→ **Instruções das tarefas**
(1) Segundo o texto sobre as crianças vítimas da guerra em Cabo Delgado, que idade tem Ancha Abdulai?
(2) Reproduza o trecho do texto sobre as crianças vítimas da guerra em Cabo Delgado de "No mesmo lar" a "redes de prostituição.", alterando "zona de origem" para "terra natal".
(3) Enumere todos os nomes de pessoas que aparecem no texto sobre as crianças vítimas da guerra em Cabo Delgado.

→ **Excerto da fonte**
++++++++++

Quem também carrega no peito as feridas da guerra é Ancha Abdulai, de 14 anos de idade, que perdeu o pai e a irmã de apenas sete anos durante um dos ataques ao distrito de Mocímboa da Praia, em Março de 2020.
A adolescente vive, actualmente, no Centro de Acolhimento de Paquitequete, Cidade de Pemba, e tem feito das tripas coração para sobreviver, uma vez que a família já não recebe apoio das entidades governamentais e muito menos das organizações humanitárias.
No Centro de Acolhimento de Paquitequete, Ancha vive com a mãe e um irmão menor, que nasceu meses depois da fatídica invasão terrorista. A adolescente não esquece o esforço da progenitora que percorreu vários quilómetros mesmo estando nos últimos dias da gestação.
Sem apoio, a família sobrevive graças a boa vontade da vizinhança. As dificuldades são tantas que não conseguiu se matricular para dar continuidade aos estudos, e hoje não tem nada para vestir. Essa triste realidade contrasta com as declarações frequentes do Ministério da Educação e Desenvolvimento Humano que assegura que nenhuma criança vai ficar fora do sistema.
No mesmo lar das lamentações de Ancha Abdulai estava Muanacha Taibo, de 15 anos de idade, também proveniente de Mocímboa da Praia e que devido às dificuldades que enfrenta não conseguiu se matricular para o presente ano lectivo. A adolescente conta que antes da guerra chegar à sua zona de origem de onde partiria para Pemba tudo era diferente, uma vez que tinha familiares que a apoiavam sempre que precisava.
Crianças expostas às vicissitudes da vida
Alguns líderes religiosos, que falaram a nossa equipa de reportagem, revelaram que as crianças na situação da Ancha e Maimuna no Centro de Acolhimento de Paquitequete são muitas e expostas a vários riscos, incluindo o risco de caírem em redes de prostituição.
Os líderes religiosos, que não se quiseram identificar, entendem que a escola seria um local apropriado para as crianças esquecerem o trauma que viveram nos últimos anos.
Sobre a situação das crianças vítimas dos ataques terroristas em Cabo Delgado, Organizações Não Governamentais como a Save The Children têm apelado a comunidade de doadores para garantir acesso aos serviços de saúde, educação mental e apoio psicossocial.
“Como pai, parte meu coração em pensar como as crianças devem estar a lutar para processar o impensável. Na melhor das hipóteses, elas foram forçadas a fugir de suas casas e da sensação de segurança. Na pior das hipóteses, elas testemunharam horrores que nenhuma criança deveria ver”, disse Chance Briggs, director-geral da Save The Children em Moçambique.

++++++++++

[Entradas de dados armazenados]

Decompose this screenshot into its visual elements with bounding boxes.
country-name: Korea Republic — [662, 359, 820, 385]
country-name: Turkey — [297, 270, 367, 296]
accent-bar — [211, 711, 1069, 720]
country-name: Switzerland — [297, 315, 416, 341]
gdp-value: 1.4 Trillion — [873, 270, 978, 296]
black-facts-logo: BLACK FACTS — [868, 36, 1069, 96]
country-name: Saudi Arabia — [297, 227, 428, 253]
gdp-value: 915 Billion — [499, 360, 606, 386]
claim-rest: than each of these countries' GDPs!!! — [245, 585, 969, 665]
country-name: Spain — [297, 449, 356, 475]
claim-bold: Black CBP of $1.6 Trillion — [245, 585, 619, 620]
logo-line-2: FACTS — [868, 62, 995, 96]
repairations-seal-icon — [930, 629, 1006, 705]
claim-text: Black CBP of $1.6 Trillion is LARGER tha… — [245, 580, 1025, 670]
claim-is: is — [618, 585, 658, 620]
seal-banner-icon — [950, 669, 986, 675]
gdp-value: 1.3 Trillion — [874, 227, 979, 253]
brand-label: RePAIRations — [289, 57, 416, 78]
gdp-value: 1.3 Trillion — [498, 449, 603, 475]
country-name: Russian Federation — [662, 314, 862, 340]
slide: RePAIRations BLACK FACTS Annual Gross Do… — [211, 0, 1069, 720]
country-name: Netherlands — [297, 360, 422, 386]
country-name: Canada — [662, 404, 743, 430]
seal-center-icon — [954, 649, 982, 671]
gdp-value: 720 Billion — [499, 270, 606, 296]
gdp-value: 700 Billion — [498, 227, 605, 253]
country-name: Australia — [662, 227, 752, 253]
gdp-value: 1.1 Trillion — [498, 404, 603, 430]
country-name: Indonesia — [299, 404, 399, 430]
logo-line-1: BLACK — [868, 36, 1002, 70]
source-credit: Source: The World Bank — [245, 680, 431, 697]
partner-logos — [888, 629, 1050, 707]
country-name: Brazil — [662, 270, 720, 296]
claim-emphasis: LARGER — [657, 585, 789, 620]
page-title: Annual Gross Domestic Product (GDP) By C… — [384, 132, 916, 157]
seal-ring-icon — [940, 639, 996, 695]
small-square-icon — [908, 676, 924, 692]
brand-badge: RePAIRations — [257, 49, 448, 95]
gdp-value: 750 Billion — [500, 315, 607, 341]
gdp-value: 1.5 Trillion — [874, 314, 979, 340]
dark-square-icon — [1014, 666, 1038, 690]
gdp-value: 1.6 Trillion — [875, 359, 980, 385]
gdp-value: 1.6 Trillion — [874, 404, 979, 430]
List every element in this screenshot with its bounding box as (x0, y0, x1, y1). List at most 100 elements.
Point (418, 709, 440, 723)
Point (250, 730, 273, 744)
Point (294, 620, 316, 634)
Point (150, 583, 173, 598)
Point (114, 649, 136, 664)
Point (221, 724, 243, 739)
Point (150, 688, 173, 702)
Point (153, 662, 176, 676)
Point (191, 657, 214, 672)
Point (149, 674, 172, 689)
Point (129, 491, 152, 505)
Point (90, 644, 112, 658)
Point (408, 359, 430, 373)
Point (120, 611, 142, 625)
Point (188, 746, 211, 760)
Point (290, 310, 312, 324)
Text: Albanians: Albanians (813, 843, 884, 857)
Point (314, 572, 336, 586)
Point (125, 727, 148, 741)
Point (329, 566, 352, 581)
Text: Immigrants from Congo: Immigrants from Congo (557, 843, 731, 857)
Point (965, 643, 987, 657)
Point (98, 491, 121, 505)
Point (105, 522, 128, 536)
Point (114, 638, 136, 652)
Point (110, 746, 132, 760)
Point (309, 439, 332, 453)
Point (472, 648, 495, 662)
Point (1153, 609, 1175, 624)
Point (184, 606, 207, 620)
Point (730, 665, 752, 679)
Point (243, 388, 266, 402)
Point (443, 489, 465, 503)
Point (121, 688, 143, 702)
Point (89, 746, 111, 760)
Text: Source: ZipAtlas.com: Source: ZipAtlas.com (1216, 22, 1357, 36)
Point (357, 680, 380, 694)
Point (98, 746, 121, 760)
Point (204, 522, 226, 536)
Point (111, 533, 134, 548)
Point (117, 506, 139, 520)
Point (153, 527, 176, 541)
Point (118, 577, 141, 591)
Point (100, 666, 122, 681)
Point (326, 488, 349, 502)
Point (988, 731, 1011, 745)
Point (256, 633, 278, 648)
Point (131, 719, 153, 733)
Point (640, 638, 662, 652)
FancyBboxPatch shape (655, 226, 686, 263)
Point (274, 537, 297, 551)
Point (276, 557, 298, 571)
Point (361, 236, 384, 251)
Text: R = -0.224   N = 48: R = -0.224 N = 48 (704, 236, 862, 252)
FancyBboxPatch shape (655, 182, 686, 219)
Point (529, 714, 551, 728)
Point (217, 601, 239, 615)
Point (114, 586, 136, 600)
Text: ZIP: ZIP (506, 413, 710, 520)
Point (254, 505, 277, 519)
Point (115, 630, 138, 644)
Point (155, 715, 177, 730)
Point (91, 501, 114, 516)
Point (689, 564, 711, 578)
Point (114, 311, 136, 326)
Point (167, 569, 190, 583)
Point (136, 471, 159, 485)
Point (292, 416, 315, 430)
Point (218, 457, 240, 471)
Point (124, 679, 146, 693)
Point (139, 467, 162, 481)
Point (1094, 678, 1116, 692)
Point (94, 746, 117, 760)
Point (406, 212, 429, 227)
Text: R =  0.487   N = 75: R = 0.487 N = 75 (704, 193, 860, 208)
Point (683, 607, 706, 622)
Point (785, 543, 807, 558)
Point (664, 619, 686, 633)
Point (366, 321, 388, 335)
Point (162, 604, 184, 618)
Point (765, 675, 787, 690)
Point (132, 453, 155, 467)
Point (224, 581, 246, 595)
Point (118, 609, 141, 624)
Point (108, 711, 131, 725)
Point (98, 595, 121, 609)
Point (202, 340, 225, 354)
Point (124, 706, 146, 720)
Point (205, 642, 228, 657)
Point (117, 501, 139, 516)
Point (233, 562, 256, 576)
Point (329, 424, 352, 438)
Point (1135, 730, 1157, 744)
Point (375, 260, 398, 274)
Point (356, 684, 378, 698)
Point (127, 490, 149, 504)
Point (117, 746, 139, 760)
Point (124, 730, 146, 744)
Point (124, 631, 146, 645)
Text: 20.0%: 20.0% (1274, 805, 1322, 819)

++++++++++

→ **Soluções por ordem**
(1) 14 anos.

(2)
No mesmo lar das lamentações de Ancha Abdulai estava Muanacha Taibo, de 15 anos de idade, também proveniente de Mocímboa da Praia e que devido às dificuldades que enfrenta não conseguiu se matricular para o presente ano lectivo. A adolescente conta que antes da guerra chegar à sua terra natal de onde partiria para Pemba tudo era diferente, uma vez que tinha familiares que a apoiavam sempre que precisava.
Crianças expostas às vicissitudes da vida
Alguns líderes religiosos, que falaram a nossa equipa de reportagem, revelaram que as crianças na situação da Ancha e Maimuna no Centro de Acolhimento de Paquitequete são muitas e expostas a vários riscos, incluindo o risco de caírem em redes de prostituição.

(3) Ancha Abdulai, Muanacha Taibo, Maimuna e Chance Briggs.